─── INPUT RECORDS ───

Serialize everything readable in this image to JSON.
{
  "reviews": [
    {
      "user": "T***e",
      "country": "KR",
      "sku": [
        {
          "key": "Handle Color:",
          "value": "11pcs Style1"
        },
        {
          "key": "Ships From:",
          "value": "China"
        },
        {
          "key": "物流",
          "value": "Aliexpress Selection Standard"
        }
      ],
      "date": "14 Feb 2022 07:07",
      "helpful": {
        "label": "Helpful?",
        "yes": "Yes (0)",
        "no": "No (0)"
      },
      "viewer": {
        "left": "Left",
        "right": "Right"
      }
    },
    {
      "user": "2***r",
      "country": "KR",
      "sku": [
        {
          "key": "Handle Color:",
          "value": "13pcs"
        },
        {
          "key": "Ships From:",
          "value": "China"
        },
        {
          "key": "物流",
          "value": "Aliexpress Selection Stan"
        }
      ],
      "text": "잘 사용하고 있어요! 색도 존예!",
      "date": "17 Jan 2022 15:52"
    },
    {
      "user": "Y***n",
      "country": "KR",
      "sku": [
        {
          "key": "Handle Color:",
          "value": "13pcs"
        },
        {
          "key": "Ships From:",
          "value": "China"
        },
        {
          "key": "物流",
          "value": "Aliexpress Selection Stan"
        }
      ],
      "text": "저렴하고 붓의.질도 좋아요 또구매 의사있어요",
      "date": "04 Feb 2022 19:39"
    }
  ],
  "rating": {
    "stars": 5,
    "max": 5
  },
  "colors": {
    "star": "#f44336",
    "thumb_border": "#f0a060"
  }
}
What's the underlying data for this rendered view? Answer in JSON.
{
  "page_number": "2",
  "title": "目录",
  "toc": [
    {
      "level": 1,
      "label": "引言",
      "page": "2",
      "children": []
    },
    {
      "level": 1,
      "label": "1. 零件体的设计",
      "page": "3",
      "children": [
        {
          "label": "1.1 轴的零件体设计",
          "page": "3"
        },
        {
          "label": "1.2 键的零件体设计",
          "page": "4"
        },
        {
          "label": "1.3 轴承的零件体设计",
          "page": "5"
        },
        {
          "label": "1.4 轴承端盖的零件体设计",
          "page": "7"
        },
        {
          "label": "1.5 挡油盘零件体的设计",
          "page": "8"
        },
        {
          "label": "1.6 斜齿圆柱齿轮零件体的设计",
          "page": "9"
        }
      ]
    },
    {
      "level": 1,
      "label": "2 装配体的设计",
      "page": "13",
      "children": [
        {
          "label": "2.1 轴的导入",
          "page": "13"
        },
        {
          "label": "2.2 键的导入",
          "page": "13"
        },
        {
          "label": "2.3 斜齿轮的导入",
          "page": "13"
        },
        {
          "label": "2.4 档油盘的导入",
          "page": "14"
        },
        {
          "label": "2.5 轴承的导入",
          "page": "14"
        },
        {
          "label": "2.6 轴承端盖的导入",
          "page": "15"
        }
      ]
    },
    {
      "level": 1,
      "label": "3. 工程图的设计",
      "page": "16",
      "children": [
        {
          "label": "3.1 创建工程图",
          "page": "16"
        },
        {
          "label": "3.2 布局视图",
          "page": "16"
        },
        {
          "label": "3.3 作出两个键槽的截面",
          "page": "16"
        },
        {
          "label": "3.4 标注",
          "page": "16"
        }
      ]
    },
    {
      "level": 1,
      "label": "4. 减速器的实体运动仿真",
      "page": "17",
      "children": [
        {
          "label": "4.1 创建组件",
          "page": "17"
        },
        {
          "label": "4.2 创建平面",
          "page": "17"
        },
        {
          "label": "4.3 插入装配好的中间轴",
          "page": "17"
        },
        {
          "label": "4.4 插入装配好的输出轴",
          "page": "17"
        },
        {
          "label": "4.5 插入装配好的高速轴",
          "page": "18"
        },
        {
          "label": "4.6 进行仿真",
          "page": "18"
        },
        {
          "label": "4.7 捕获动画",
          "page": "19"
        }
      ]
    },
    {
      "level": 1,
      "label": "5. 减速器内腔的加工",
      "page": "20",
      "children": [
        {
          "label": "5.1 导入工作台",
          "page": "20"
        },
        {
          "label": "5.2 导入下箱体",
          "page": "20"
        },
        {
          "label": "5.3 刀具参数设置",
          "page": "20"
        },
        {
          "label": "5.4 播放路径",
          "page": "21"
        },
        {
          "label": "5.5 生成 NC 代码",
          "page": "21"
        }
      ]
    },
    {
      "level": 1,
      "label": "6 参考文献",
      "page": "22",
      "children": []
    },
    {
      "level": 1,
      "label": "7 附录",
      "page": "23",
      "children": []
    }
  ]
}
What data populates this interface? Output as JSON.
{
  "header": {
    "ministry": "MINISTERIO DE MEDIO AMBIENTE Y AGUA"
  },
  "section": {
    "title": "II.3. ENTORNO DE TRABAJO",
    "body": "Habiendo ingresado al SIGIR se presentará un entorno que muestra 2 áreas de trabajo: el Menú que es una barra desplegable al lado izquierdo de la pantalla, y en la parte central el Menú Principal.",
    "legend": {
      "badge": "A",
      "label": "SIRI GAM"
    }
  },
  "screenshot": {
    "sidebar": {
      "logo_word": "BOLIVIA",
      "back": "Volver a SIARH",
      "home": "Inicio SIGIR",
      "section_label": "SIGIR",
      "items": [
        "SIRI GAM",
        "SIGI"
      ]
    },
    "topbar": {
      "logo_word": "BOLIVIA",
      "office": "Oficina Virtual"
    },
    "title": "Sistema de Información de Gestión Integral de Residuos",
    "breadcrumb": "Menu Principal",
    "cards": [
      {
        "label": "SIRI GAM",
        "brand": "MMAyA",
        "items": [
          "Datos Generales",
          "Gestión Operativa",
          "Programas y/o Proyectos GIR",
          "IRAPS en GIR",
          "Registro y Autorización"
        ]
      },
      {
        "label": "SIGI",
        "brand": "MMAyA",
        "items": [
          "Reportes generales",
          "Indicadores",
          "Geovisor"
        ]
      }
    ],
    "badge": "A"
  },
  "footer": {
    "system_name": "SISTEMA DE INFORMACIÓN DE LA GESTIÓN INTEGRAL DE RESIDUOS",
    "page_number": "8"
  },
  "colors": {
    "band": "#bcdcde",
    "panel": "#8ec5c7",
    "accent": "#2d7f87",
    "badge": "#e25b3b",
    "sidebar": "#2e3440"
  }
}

───

• EXERCISE PROMPT
Return all of the above records exactly, leaving no line out.

• SOLUTION FOR THIS PROBLEM
Serialize everything readable in this image to JSON.
{
  "reviews": [
    {
      "user": "T***e",
      "country": "KR",
      "sku": [
        {
          "key": "Handle Color:",
          "value": "11pcs Style1"
        },
        {
          "key": "Ships From:",
          "value": "China"
        },
        {
          "key": "物流",
          "value": "Aliexpress Selection Standard"
        }
      ],
      "date": "14 Feb 2022 07:07",
      "helpful": {
        "label": "Helpful?",
        "yes": "Yes (0)",
        "no": "No (0)"
      },
      "viewer": {
        "left": "Left",
        "right": "Right"
      }
    },
    {
      "user": "2***r",
      "country": "KR",
      "sku": [
        {
          "key": "Handle Color:",
          "value": "13pcs"
        },
        {
          "key": "Ships From:",
          "value": "China"
        },
        {
          "key": "物流",
          "value": "Aliexpress Selection Stan"
        }
      ],
      "text": "잘 사용하고 있어요! 색도 존예!",
      "date": "17 Jan 2022 15:52"
    },
    {
      "user": "Y***n",
      "country": "KR",
      "sku": [
        {
          "key": "Handle Color:",
          "value": "13pcs"
        },
        {
          "key": "Ships From:",
          "value": "China"
        },
        {
          "key": "物流",
          "value": "Aliexpress Selection Stan"
        }
      ],
      "text": "저렴하고 붓의.질도 좋아요 또구매 의사있어요",
      "date": "04 Feb 2022 19:39"
    }
  ],
  "rating": {
    "stars": 5,
    "max": 5
  },
  "colors": {
    "star": "#f44336",
    "thumb_border": "#f0a060"
  }
}
What's the underlying data for this rendered view? Answer in JSON.
{
  "page_number": "2",
  "title": "目录",
  "toc": [
    {
      "level": 1,
      "label": "引言",
      "page": "2",
      "children": []
    },
    {
      "level": 1,
      "label": "1. 零件体的设计",
      "page": "3",
      "children": [
        {
          "label": "1.1 轴的零件体设计",
          "page": "3"
        },
        {
          "label": "1.2 键的零件体设计",
          "page": "4"
        },
        {
          "label": "1.3 轴承的零件体设计",
          "page": "5"
        },
        {
          "label": "1.4 轴承端盖的零件体设计",
          "page": "7"
        },
        {
          "label": "1.5 挡油盘零件体的设计",
          "page": "8"
        },
        {
          "label": "1.6 斜齿圆柱齿轮零件体的设计",
          "page": "9"
        }
      ]
    },
    {
      "level": 1,
      "label": "2 装配体的设计",
      "page": "13",
      "children": [
        {
          "label": "2.1 轴的导入",
          "page": "13"
        },
        {
          "label": "2.2 键的导入",
          "page": "13"
        },
        {
          "label": "2.3 斜齿轮的导入",
          "page": "13"
        },
        {
          "label": "2.4 档油盘的导入",
          "page": "14"
        },
        {
          "label": "2.5 轴承的导入",
          "page": "14"
        },
        {
          "label": "2.6 轴承端盖的导入",
          "page": "15"
        }
      ]
    },
    {
      "level": 1,
      "label": "3. 工程图的设计",
      "page": "16",
      "children": [
        {
          "label": "3.1 创建工程图",
          "page": "16"
        },
        {
          "label": "3.2 布局视图",
          "page": "16"
        },
        {
          "label": "3.3 作出两个键槽的截面",
          "page": "16"
        },
        {
          "label": "3.4 标注",
          "page": "16"
        }
      ]
    },
    {
      "level": 1,
      "label": "4. 减速器的实体运动仿真",
      "page": "17",
      "children": [
        {
          "label": "4.1 创建组件",
          "page": "17"
        },
        {
          "label": "4.2 创建平面",
          "page": "17"
        },
        {
          "label": "4.3 插入装配好的中间轴",
          "page": "17"
        },
        {
          "label": "4.4 插入装配好的输出轴",
          "page": "17"
        },
        {
          "label": "4.5 插入装配好的高速轴",
          "page": "18"
        },
        {
          "label": "4.6 进行仿真",
          "page": "18"
        },
        {
          "label": "4.7 捕获动画",
          "page": "19"
        }
      ]
    },
    {
      "level": 1,
      "label": "5. 减速器内腔的加工",
      "page": "20",
      "children": [
        {
          "label": "5.1 导入工作台",
          "page": "20"
        },
        {
          "label": "5.2 导入下箱体",
          "page": "20"
        },
        {
          "label": "5.3 刀具参数设置",
          "page": "20"
        },
        {
          "label": "5.4 播放路径",
          "page": "21"
        },
        {
          "label": "5.5 生成 NC 代码",
          "page": "21"
        }
      ]
    },
    {
      "level": 1,
      "label": "6 参考文献",
      "page": "22",
      "children": []
    },
    {
      "level": 1,
      "label": "7 附录",
      "page": "23",
      "children": []
    }
  ]
}
What data populates this interface? Output as JSON.
{
  "header": {
    "ministry": "MINISTERIO DE MEDIO AMBIENTE Y AGUA"
  },
  "section": {
    "title": "II.3. ENTORNO DE TRABAJO",
    "body": "Habiendo ingresado al SIGIR se presentará un entorno que muestra 2 áreas de trabajo: el Menú que es una barra desplegable al lado izquierdo de la pantalla, y en la parte central el Menú Principal.",
    "legend": {
      "badge": "A",
      "label": "SIRI GAM"
    }
  },
  "screenshot": {
    "sidebar": {
      "logo_word": "BOLIVIA",
      "back": "Volver a SIARH",
      "home": "Inicio SIGIR",
      "section_label": "SIGIR",
      "items": [
        "SIRI GAM",
        "SIGI"
      ]
    },
    "topbar": {
      "logo_word": "BOLIVIA",
      "office": "Oficina Virtual"
    },
    "title": "Sistema de Información de Gestión Integral de Residuos",
    "breadcrumb": "Menu Principal",
    "cards": [
      {
        "label": "SIRI GAM",
        "brand": "MMAyA",
        "items": [
          "Datos Generales",
          "Gestión Operativa",
          "Programas y/o Proyectos GIR",
          "IRAPS en GIR",
          "Registro y Autorización"
        ]
      },
      {
        "label": "SIGI",
        "brand": "MMAyA",
        "items": [
          "Reportes generales",
          "Indicadores",
          "Geovisor"
        ]
      }
    ],
    "badge": "A"
  },
  "footer": {
    "system_name": "SISTEMA DE INFORMACIÓN DE LA GESTIÓN INTEGRAL DE RESIDUOS",
    "page_number": "8"
  },
  "colors": {
    "band": "#bcdcde",
    "panel": "#8ec5c7",
    "accent": "#2d7f87",
    "badge": "#e25b3b",
    "sidebar": "#2e3440"
  }
}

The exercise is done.